▶ _The task_
Gather the lines from the material that contain "name".

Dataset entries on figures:
>>
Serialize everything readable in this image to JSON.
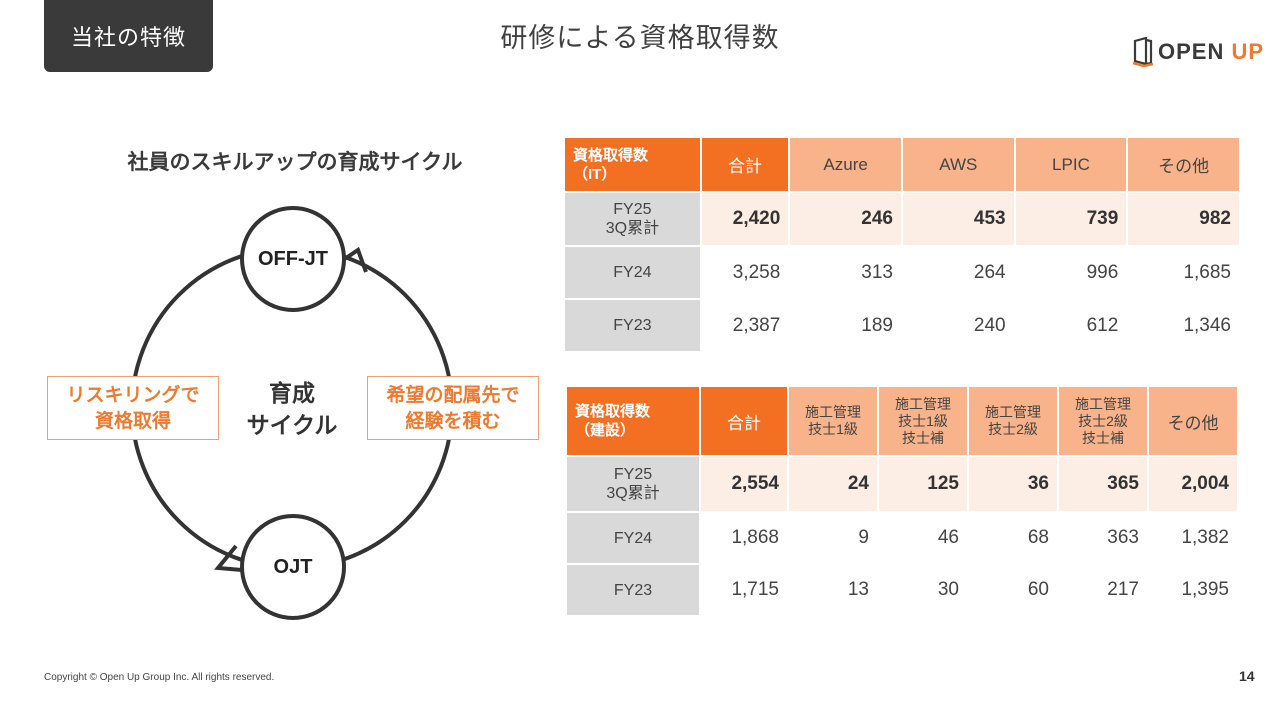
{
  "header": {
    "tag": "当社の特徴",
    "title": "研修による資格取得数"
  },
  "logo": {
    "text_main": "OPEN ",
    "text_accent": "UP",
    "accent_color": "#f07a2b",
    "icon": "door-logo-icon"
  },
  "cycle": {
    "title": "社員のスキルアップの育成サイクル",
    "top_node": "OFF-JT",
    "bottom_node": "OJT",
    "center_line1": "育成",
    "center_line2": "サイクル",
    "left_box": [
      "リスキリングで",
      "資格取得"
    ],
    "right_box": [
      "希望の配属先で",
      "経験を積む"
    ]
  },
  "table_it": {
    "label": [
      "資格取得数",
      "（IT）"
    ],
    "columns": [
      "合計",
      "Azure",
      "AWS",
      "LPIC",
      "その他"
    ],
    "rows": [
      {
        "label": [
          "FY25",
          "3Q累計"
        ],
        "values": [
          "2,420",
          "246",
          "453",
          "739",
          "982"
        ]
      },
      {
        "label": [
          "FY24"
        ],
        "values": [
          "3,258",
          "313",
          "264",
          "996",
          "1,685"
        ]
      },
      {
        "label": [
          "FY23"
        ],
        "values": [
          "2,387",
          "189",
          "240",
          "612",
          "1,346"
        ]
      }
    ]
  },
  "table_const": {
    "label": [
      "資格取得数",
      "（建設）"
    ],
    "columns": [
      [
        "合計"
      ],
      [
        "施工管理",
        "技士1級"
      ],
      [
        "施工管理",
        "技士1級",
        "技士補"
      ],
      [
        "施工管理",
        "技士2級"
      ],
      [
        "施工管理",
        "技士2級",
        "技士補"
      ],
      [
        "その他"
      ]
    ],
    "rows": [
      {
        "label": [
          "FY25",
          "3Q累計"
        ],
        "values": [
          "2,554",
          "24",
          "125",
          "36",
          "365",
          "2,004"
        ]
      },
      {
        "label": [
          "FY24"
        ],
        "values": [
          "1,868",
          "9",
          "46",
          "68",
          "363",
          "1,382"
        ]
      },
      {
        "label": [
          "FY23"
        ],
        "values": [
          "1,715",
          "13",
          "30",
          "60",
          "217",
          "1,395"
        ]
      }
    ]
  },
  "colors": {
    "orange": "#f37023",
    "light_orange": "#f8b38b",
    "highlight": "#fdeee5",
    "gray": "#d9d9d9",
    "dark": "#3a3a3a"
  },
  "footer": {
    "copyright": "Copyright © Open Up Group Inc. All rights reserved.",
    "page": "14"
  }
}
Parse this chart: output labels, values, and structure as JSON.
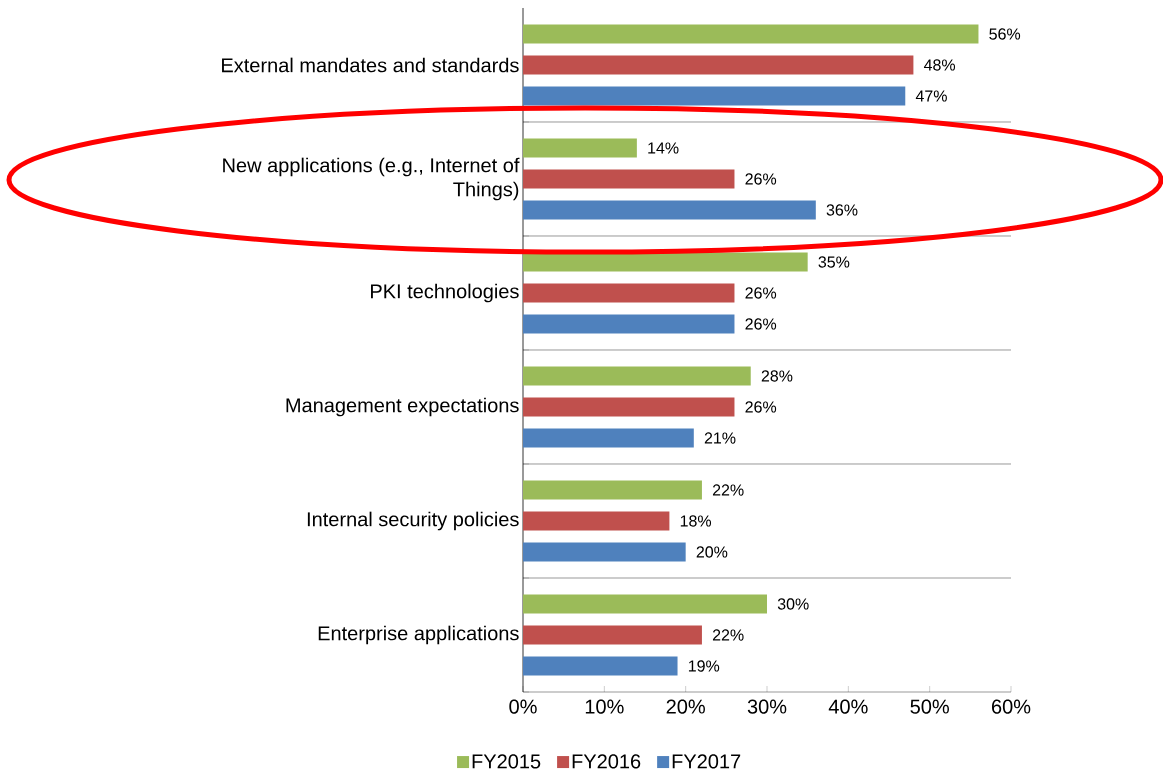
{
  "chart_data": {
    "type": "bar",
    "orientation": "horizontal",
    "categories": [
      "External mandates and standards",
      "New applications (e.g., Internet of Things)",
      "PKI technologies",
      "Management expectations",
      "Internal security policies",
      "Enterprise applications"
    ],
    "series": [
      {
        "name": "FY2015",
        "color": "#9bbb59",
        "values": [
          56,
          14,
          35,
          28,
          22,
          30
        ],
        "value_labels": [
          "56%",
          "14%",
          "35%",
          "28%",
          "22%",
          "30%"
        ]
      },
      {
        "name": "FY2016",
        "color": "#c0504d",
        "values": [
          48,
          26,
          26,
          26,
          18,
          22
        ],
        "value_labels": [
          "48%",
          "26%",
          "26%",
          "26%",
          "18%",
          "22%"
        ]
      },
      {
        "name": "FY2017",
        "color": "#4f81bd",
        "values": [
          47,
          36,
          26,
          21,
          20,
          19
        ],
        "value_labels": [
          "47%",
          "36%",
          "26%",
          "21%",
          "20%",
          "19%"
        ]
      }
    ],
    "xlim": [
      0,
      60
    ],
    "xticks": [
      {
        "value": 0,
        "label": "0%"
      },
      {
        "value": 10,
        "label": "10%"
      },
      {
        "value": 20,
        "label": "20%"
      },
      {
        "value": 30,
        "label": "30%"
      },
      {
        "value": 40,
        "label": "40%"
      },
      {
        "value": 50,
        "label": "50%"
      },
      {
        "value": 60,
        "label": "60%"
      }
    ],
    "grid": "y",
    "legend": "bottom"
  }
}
<<
▶ _Answer for the task_
        "name": "FY2015",
        "name": "FY2016",
        "name": "FY2017",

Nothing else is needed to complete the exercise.